SHORT TASK → Repeat the data below exactly, dropping any pictures it holds.

[Entries with figure data]
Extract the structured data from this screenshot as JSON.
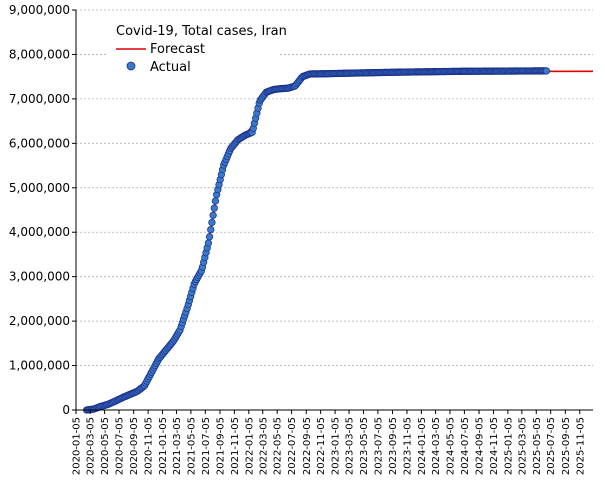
{
  "chart_data": {
    "type": "line",
    "title": "Covid-19, Total cases, Iran",
    "legend": {
      "placement": "top-left",
      "entries": [
        "Forecast",
        "Actual"
      ]
    },
    "colors": {
      "forecast": "#e00000",
      "actual_fill": "#3a78c8",
      "actual_edge": "#1a2f8a",
      "axis": "#000000",
      "grid": "#b0b0b0"
    },
    "grid": true,
    "ylim": [
      0,
      9000000
    ],
    "y_ticks": [
      {
        "value": 0,
        "label": "0"
      },
      {
        "value": 1000000,
        "label": "1,000,000"
      },
      {
        "value": 2000000,
        "label": "2,000,000"
      },
      {
        "value": 3000000,
        "label": "3,000,000"
      },
      {
        "value": 4000000,
        "label": "4,000,000"
      },
      {
        "value": 5000000,
        "label": "5,000,000"
      },
      {
        "value": 6000000,
        "label": "6,000,000"
      },
      {
        "value": 7000000,
        "label": "7,000,000"
      },
      {
        "value": 8000000,
        "label": "8,000,000"
      },
      {
        "value": 9000000,
        "label": "9,000,000"
      }
    ],
    "xlim": [
      "2020-01-05",
      "2025-12-31"
    ],
    "x_ticks": [
      "2020-01-05",
      "2020-03-05",
      "2020-05-05",
      "2020-07-05",
      "2020-09-05",
      "2020-11-05",
      "2021-01-05",
      "2021-03-05",
      "2021-05-05",
      "2021-07-05",
      "2021-09-05",
      "2021-11-05",
      "2022-01-05",
      "2022-03-05",
      "2022-05-05",
      "2022-07-05",
      "2022-09-05",
      "2022-11-05",
      "2023-01-05",
      "2023-03-05",
      "2023-05-05",
      "2023-07-05",
      "2023-09-05",
      "2023-11-05",
      "2024-01-05",
      "2024-03-05",
      "2024-05-05",
      "2024-07-05",
      "2024-09-05",
      "2024-11-05",
      "2025-01-05",
      "2025-03-05",
      "2025-05-05",
      "2025-07-05",
      "2025-09-05",
      "2025-11-05"
    ],
    "series": [
      {
        "name": "Forecast",
        "points": [
          [
            "2020-02-19",
            0
          ],
          [
            "2020-03-20",
            20000
          ],
          [
            "2020-04-20",
            80000
          ],
          [
            "2020-05-20",
            130000
          ],
          [
            "2020-06-20",
            200000
          ],
          [
            "2020-07-20",
            280000
          ],
          [
            "2020-08-20",
            360000
          ],
          [
            "2020-09-20",
            450000
          ],
          [
            "2020-10-20",
            580000
          ],
          [
            "2020-11-20",
            850000
          ],
          [
            "2020-12-20",
            1150000
          ],
          [
            "2021-01-20",
            1350000
          ],
          [
            "2021-02-20",
            1550000
          ],
          [
            "2021-03-20",
            1800000
          ],
          [
            "2021-04-20",
            2300000
          ],
          [
            "2021-05-20",
            2850000
          ],
          [
            "2021-06-20",
            3150000
          ],
          [
            "2021-07-20",
            3800000
          ],
          [
            "2021-08-20",
            4800000
          ],
          [
            "2021-09-20",
            5500000
          ],
          [
            "2021-10-20",
            5880000
          ],
          [
            "2021-11-20",
            6080000
          ],
          [
            "2021-12-20",
            6180000
          ],
          [
            "2022-01-20",
            6400000
          ],
          [
            "2022-02-20",
            6900000
          ],
          [
            "2022-03-20",
            7120000
          ],
          [
            "2022-04-20",
            7190000
          ],
          [
            "2022-05-20",
            7220000
          ],
          [
            "2022-06-20",
            7240000
          ],
          [
            "2022-07-20",
            7300000
          ],
          [
            "2022-08-20",
            7500000
          ],
          [
            "2022-09-20",
            7580000
          ],
          [
            "2022-11-20",
            7590000
          ],
          [
            "2023-03-20",
            7600000
          ],
          [
            "2023-09-20",
            7610000
          ],
          [
            "2024-06-20",
            7615000
          ],
          [
            "2025-12-31",
            7620000
          ]
        ]
      },
      {
        "name": "Actual",
        "points": [
          [
            "2020-02-19",
            5
          ],
          [
            "2020-03-20",
            20000
          ],
          [
            "2020-04-20",
            82000
          ],
          [
            "2020-05-20",
            127000
          ],
          [
            "2020-06-20",
            202000
          ],
          [
            "2020-07-20",
            278000
          ],
          [
            "2020-08-20",
            350000
          ],
          [
            "2020-09-20",
            420000
          ],
          [
            "2020-10-20",
            540000
          ],
          [
            "2020-11-20",
            850000
          ],
          [
            "2020-12-20",
            1150000
          ],
          [
            "2021-01-20",
            1350000
          ],
          [
            "2021-02-20",
            1550000
          ],
          [
            "2021-03-20",
            1800000
          ],
          [
            "2021-04-20",
            2300000
          ],
          [
            "2021-05-20",
            2850000
          ],
          [
            "2021-06-20",
            3150000
          ],
          [
            "2021-07-20",
            3800000
          ],
          [
            "2021-08-20",
            4800000
          ],
          [
            "2021-09-20",
            5500000
          ],
          [
            "2021-10-20",
            5880000
          ],
          [
            "2021-11-20",
            6080000
          ],
          [
            "2021-12-20",
            6180000
          ],
          [
            "2022-01-20",
            6250000
          ],
          [
            "2022-02-20",
            6950000
          ],
          [
            "2022-03-20",
            7150000
          ],
          [
            "2022-04-20",
            7210000
          ],
          [
            "2022-05-20",
            7230000
          ],
          [
            "2022-06-20",
            7240000
          ],
          [
            "2022-07-20",
            7290000
          ],
          [
            "2022-08-20",
            7500000
          ],
          [
            "2022-09-20",
            7560000
          ],
          [
            "2022-11-20",
            7565000
          ],
          [
            "2023-03-20",
            7580000
          ],
          [
            "2023-09-20",
            7600000
          ],
          [
            "2024-06-20",
            7620000
          ],
          [
            "2025-06-20",
            7630000
          ]
        ]
      }
    ]
  }
}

TASK SOLUTION →
Extract the structured data from this screenshot as JSON.
{
  "chart_data": {
    "type": "line",
    "title": "Covid-19, Total cases, Iran",
    "legend": {
      "placement": "top-left",
      "entries": [
        "Forecast",
        "Actual"
      ]
    },
    "colors": {
      "forecast": "#e00000",
      "actual_fill": "#3a78c8",
      "actual_edge": "#1a2f8a",
      "axis": "#000000",
      "grid": "#b0b0b0"
    },
    "grid": true,
    "ylim": [
      0,
      9000000
    ],
    "y_ticks": [
      {
        "value": 0,
        "label": "0"
      },
      {
        "value": 1000000,
        "label": "1,000,000"
      },
      {
        "value": 2000000,
        "label": "2,000,000"
      },
      {
        "value": 3000000,
        "label": "3,000,000"
      },
      {
        "value": 4000000,
        "label": "4,000,000"
      },
      {
        "value": 5000000,
        "label": "5,000,000"
      },
      {
        "value": 6000000,
        "label": "6,000,000"
      },
      {
        "value": 7000000,
        "label": "7,000,000"
      },
      {
        "value": 8000000,
        "label": "8,000,000"
      },
      {
        "value": 9000000,
        "label": "9,000,000"
      }
    ],
    "xlim": [
      "2020-01-05",
      "2025-12-31"
    ],
    "x_ticks": [
      "2020-01-05",
      "2020-03-05",
      "2020-05-05",
      "2020-07-05",
      "2020-09-05",
      "2020-11-05",
      "2021-01-05",
      "2021-03-05",
      "2021-05-05",
      "2021-07-05",
      "2021-09-05",
      "2021-11-05",
      "2022-01-05",
      "2022-03-05",
      "2022-05-05",
      "2022-07-05",
      "2022-09-05",
      "2022-11-05",
      "2023-01-05",
      "2023-03-05",
      "2023-05-05",
      "2023-07-05",
      "2023-09-05",
      "2023-11-05",
      "2024-01-05",
      "2024-03-05",
      "2024-05-05",
      "2024-07-05",
      "2024-09-05",
      "2024-11-05",
      "2025-01-05",
      "2025-03-05",
      "2025-05-05",
      "2025-07-05",
      "2025-09-05",
      "2025-11-05"
    ],
    "series": [
      {
        "name": "Forecast",
        "points": [
          [
            "2020-02-19",
            0
          ],
          [
            "2020-03-20",
            20000
          ],
          [
            "2020-04-20",
            80000
          ],
          [
            "2020-05-20",
            130000
          ],
          [
            "2020-06-20",
            200000
          ],
          [
            "2020-07-20",
            280000
          ],
          [
            "2020-08-20",
            360000
          ],
          [
            "2020-09-20",
            450000
          ],
          [
            "2020-10-20",
            580000
          ],
          [
            "2020-11-20",
            850000
          ],
          [
            "2020-12-20",
            1150000
          ],
          [
            "2021-01-20",
            1350000
          ],
          [
            "2021-02-20",
            1550000
          ],
          [
            "2021-03-20",
            1800000
          ],
          [
            "2021-04-20",
            2300000
          ],
          [
            "2021-05-20",
            2850000
          ],
          [
            "2021-06-20",
            3150000
          ],
          [
            "2021-07-20",
            3800000
          ],
          [
            "2021-08-20",
            4800000
          ],
          [
            "2021-09-20",
            5500000
          ],
          [
            "2021-10-20",
            5880000
          ],
          [
            "2021-11-20",
            6080000
          ],
          [
            "2021-12-20",
            6180000
          ],
          [
            "2022-01-20",
            6400000
          ],
          [
            "2022-02-20",
            6900000
          ],
          [
            "2022-03-20",
            7120000
          ],
          [
            "2022-04-20",
            7190000
          ],
          [
            "2022-05-20",
            7220000
          ],
          [
            "2022-06-20",
            7240000
          ],
          [
            "2022-07-20",
            7300000
          ],
          [
            "2022-08-20",
            7500000
          ],
          [
            "2022-09-20",
            7580000
          ],
          [
            "2022-11-20",
            7590000
          ],
          [
            "2023-03-20",
            7600000
          ],
          [
            "2023-09-20",
            7610000
          ],
          [
            "2024-06-20",
            7615000
          ],
          [
            "2025-12-31",
            7620000
          ]
        ]
      },
      {
        "name": "Actual",
        "points": [
          [
            "2020-02-19",
            5
          ],
          [
            "2020-03-20",
            20000
          ],
          [
            "2020-04-20",
            82000
          ],
          [
            "2020-05-20",
            127000
          ],
          [
            "2020-06-20",
            202000
          ],
          [
            "2020-07-20",
            278000
          ],
          [
            "2020-08-20",
            350000
          ],
          [
            "2020-09-20",
            420000
          ],
          [
            "2020-10-20",
            540000
          ],
          [
            "2020-11-20",
            850000
          ],
          [
            "2020-12-20",
            1150000
          ],
          [
            "2021-01-20",
            1350000
          ],
          [
            "2021-02-20",
            1550000
          ],
          [
            "2021-03-20",
            1800000
          ],
          [
            "2021-04-20",
            2300000
          ],
          [
            "2021-05-20",
            2850000
          ],
          [
            "2021-06-20",
            3150000
          ],
          [
            "2021-07-20",
            3800000
          ],
          [
            "2021-08-20",
            4800000
          ],
          [
            "2021-09-20",
            5500000
          ],
          [
            "2021-10-20",
            5880000
          ],
          [
            "2021-11-20",
            6080000
          ],
          [
            "2021-12-20",
            6180000
          ],
          [
            "2022-01-20",
            6250000
          ],
          [
            "2022-02-20",
            6950000
          ],
          [
            "2022-03-20",
            7150000
          ],
          [
            "2022-04-20",
            7210000
          ],
          [
            "2022-05-20",
            7230000
          ],
          [
            "2022-06-20",
            7240000
          ],
          [
            "2022-07-20",
            7290000
          ],
          [
            "2022-08-20",
            7500000
          ],
          [
            "2022-09-20",
            7560000
          ],
          [
            "2022-11-20",
            7565000
          ],
          [
            "2023-03-20",
            7580000
          ],
          [
            "2023-09-20",
            7600000
          ],
          [
            "2024-06-20",
            7620000
          ],
          [
            "2025-06-20",
            7630000
          ]
        ]
      }
    ]
  }
}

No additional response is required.